● **EXERCISE BRIEF**: Restate the records below word for word.

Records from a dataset
## START
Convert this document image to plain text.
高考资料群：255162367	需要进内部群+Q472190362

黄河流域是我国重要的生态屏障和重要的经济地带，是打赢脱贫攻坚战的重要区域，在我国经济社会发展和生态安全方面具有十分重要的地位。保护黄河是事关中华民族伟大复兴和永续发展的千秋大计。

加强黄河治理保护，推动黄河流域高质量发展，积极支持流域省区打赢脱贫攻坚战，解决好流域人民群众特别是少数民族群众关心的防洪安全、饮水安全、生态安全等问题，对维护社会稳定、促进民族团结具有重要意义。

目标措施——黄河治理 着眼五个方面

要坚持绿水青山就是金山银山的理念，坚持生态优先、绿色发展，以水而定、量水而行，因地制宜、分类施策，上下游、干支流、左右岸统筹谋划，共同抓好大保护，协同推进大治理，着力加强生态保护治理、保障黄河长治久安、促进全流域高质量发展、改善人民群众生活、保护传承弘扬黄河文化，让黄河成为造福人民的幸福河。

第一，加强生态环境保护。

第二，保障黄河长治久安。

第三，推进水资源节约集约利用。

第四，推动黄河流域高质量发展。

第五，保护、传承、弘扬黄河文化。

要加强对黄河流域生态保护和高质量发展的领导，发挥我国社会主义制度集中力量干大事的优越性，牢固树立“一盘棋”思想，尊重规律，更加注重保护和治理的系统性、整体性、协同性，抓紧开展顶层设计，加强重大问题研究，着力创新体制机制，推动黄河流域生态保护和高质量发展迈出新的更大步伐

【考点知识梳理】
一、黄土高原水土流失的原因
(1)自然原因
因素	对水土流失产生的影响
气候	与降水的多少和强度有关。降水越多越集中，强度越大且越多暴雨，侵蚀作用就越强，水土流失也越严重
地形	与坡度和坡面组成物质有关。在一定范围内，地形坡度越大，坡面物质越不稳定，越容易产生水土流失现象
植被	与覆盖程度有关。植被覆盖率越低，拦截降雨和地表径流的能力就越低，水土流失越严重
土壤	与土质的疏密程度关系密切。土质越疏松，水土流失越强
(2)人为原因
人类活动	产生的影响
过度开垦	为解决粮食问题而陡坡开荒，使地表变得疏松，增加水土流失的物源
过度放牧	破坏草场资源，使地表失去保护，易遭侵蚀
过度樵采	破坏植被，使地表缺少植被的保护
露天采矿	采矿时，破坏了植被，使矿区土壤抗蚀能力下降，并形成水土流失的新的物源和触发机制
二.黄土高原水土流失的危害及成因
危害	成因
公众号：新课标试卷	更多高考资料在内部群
## END
● **TASK RESULT**:
Convert this document image to plain text.
高考资料群：255162367	需要进内部群+Q472190362

黄河流域是我国重要的生态屏障和重要的经济地带，是打赢脱贫攻坚战的重要区域，在我国经济社会发展和生态安全方面具有十分重要的地位。保护黄河是事关中华民族伟大复兴和永续发展的千秋大计。

加强黄河治理保护，推动黄河流域高质量发展，积极支持流域省区打赢脱贫攻坚战，解决好流域人民群众特别是少数民族群众关心的防洪安全、饮水安全、生态安全等问题，对维护社会稳定、促进民族团结具有重要意义。

目标措施——黄河治理 着眼五个方面

要坚持绿水青山就是金山银山的理念，坚持生态优先、绿色发展，以水而定、量水而行，因地制宜、分类施策，上下游、干支流、左右岸统筹谋划，共同抓好大保护，协同推进大治理，着力加强生态保护治理、保障黄河长治久安、促进全流域高质量发展、改善人民群众生活、保护传承弘扬黄河文化，让黄河成为造福人民的幸福河。

第一，加强生态环境保护。

第二，保障黄河长治久安。

第三，推进水资源节约集约利用。

第四，推动黄河流域高质量发展。

第五，保护、传承、弘扬黄河文化。

要加强对黄河流域生态保护和高质量发展的领导，发挥我国社会主义制度集中力量干大事的优越性，牢固树立“一盘棋”思想，尊重规律，更加注重保护和治理的系统性、整体性、协同性，抓紧开展顶层设计，加强重大问题研究，着力创新体制机制，推动黄河流域生态保护和高质量发展迈出新的更大步伐

【考点知识梳理】
一、黄土高原水土流失的原因
(1)自然原因
因素	对水土流失产生的影响
气候	与降水的多少和强度有关。降水越多越集中，强度越大且越多暴雨，侵蚀作用就越强，水土流失也越严重
地形	与坡度和坡面组成物质有关。在一定范围内，地形坡度越大，坡面物质越不稳定，越容易产生水土流失现象
植被	与覆盖程度有关。植被覆盖率越低，拦截降雨和地表径流的能力就越低，水土流失越严重
土壤	与土质的疏密程度关系密切。土质越疏松，水土流失越强
(2)人为原因
人类活动	产生的影响
过度开垦	为解决粮食问题而陡坡开荒，使地表变得疏松，增加水土流失的物源
过度放牧	破坏草场资源，使地表失去保护，易遭侵蚀
过度樵采	破坏植被，使地表缺少植被的保护
露天采矿	采矿时，破坏了植被，使矿区土壤抗蚀能力下降，并形成水土流失的新的物源和触发机制
二.黄土高原水土流失的危害及成因
危害	成因
公众号：新课标试卷	更多高考资料在内部群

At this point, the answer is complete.